_Written request_
Tally the lines that contain the string "System" and state that total without comment.

_Material for this exercise_
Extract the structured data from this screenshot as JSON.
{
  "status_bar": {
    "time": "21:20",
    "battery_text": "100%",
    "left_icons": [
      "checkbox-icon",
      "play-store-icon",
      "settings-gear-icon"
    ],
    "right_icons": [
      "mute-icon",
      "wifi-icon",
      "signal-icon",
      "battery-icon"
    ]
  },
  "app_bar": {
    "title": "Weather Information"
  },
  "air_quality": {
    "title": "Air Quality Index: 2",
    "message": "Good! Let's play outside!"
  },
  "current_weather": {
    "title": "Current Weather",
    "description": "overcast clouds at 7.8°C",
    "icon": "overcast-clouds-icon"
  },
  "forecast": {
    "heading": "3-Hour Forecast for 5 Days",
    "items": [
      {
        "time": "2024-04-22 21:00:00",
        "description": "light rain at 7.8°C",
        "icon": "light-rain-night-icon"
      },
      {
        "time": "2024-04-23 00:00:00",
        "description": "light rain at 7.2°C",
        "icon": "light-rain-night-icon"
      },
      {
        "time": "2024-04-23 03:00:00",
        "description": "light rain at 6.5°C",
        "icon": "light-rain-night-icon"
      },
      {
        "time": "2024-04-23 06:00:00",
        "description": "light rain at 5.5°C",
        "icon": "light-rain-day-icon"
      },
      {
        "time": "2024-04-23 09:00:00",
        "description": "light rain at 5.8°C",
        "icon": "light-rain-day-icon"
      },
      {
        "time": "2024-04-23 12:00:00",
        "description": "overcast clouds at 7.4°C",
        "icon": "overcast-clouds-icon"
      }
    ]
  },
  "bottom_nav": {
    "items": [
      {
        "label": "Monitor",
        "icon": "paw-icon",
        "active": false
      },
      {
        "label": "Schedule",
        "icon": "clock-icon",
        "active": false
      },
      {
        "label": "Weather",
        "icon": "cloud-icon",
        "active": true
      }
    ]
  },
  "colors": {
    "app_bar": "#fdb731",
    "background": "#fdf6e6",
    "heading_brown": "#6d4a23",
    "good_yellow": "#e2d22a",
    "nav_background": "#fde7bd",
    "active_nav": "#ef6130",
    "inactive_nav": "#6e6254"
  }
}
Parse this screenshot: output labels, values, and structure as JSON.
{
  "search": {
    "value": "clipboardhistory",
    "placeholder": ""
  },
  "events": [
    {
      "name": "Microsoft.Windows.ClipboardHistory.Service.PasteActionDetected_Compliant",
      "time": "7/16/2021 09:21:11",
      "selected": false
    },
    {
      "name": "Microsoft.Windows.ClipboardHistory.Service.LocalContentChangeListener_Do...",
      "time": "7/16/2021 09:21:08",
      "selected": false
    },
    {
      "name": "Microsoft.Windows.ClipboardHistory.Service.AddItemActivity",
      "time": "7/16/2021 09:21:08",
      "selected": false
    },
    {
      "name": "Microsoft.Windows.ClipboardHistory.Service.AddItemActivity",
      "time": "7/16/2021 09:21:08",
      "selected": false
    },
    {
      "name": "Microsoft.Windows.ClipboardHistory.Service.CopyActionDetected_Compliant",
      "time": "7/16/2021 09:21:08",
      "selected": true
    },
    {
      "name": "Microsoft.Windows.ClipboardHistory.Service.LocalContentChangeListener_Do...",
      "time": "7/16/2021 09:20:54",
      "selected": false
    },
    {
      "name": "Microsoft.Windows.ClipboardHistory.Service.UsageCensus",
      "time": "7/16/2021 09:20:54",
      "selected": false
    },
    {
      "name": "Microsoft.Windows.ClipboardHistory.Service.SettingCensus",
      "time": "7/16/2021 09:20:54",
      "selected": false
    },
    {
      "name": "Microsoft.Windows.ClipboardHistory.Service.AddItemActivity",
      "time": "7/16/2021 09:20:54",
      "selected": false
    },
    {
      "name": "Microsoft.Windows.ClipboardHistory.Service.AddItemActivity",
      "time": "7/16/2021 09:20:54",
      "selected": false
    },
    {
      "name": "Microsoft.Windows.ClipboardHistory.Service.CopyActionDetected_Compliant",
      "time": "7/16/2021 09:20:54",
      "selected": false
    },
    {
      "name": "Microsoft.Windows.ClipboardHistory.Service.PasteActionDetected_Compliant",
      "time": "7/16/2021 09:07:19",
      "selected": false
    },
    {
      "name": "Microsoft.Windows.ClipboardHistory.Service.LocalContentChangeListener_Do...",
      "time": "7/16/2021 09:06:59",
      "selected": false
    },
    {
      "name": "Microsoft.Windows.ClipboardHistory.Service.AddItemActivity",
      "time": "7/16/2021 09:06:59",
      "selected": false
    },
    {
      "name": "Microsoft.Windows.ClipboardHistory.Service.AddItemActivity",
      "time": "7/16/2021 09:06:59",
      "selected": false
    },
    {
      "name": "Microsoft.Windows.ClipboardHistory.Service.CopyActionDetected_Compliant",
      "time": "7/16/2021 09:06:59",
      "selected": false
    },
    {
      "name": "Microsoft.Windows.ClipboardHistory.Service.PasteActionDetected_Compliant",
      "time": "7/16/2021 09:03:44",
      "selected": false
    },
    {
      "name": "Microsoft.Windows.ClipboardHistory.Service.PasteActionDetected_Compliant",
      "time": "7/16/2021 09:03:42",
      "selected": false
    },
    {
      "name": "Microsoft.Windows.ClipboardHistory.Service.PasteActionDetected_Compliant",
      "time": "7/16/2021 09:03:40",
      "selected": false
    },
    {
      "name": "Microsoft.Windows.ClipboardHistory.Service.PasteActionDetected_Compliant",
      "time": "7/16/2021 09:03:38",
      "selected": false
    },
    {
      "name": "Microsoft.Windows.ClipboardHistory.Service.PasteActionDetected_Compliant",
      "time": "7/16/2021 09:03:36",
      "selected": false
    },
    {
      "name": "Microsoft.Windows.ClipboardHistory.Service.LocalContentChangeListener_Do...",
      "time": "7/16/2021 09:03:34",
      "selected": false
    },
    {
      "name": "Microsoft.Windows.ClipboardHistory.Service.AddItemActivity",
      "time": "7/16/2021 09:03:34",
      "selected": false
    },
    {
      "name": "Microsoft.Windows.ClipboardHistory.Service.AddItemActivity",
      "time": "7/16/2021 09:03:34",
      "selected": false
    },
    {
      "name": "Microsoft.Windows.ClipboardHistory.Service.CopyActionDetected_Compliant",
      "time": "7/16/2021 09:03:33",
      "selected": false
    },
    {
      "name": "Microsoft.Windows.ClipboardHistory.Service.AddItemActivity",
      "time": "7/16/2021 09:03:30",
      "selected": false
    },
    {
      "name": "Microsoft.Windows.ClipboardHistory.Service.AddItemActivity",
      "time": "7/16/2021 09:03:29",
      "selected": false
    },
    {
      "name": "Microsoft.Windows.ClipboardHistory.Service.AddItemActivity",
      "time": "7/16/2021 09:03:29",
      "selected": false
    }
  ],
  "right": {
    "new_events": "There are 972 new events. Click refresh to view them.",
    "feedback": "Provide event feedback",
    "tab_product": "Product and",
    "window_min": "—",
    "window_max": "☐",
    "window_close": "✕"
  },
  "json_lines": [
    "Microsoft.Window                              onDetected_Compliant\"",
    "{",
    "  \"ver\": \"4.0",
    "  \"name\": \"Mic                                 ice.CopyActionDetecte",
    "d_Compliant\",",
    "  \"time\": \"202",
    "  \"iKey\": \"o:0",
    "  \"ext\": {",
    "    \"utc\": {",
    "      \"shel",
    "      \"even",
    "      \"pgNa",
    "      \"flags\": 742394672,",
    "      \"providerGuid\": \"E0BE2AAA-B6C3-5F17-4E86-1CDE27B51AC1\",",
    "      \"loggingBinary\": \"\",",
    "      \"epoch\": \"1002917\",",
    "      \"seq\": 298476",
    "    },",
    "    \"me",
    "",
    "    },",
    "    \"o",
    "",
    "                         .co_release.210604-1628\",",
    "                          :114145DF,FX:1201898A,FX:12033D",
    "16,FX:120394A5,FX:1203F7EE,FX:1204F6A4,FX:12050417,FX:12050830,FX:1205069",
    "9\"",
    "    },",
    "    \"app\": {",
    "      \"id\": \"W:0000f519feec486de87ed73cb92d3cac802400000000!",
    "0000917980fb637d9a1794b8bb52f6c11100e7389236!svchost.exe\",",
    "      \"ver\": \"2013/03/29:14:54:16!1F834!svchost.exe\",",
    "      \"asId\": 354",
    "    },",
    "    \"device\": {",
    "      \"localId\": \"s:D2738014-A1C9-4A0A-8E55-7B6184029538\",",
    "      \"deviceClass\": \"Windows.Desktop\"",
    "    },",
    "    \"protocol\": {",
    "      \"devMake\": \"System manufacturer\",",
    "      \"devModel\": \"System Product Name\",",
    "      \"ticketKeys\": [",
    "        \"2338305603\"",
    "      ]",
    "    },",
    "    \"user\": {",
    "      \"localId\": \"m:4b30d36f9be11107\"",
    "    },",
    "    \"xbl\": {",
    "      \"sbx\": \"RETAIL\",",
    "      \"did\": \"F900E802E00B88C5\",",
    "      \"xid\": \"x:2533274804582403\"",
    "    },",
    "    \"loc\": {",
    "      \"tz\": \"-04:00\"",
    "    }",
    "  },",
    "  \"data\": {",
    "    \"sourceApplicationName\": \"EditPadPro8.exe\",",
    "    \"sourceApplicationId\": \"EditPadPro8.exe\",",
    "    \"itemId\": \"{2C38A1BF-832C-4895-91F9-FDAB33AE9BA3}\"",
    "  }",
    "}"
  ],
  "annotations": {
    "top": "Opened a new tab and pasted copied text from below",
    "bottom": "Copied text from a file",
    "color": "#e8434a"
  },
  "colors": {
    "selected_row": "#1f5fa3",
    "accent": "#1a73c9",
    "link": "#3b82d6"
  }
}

_Answer to this exercise_
2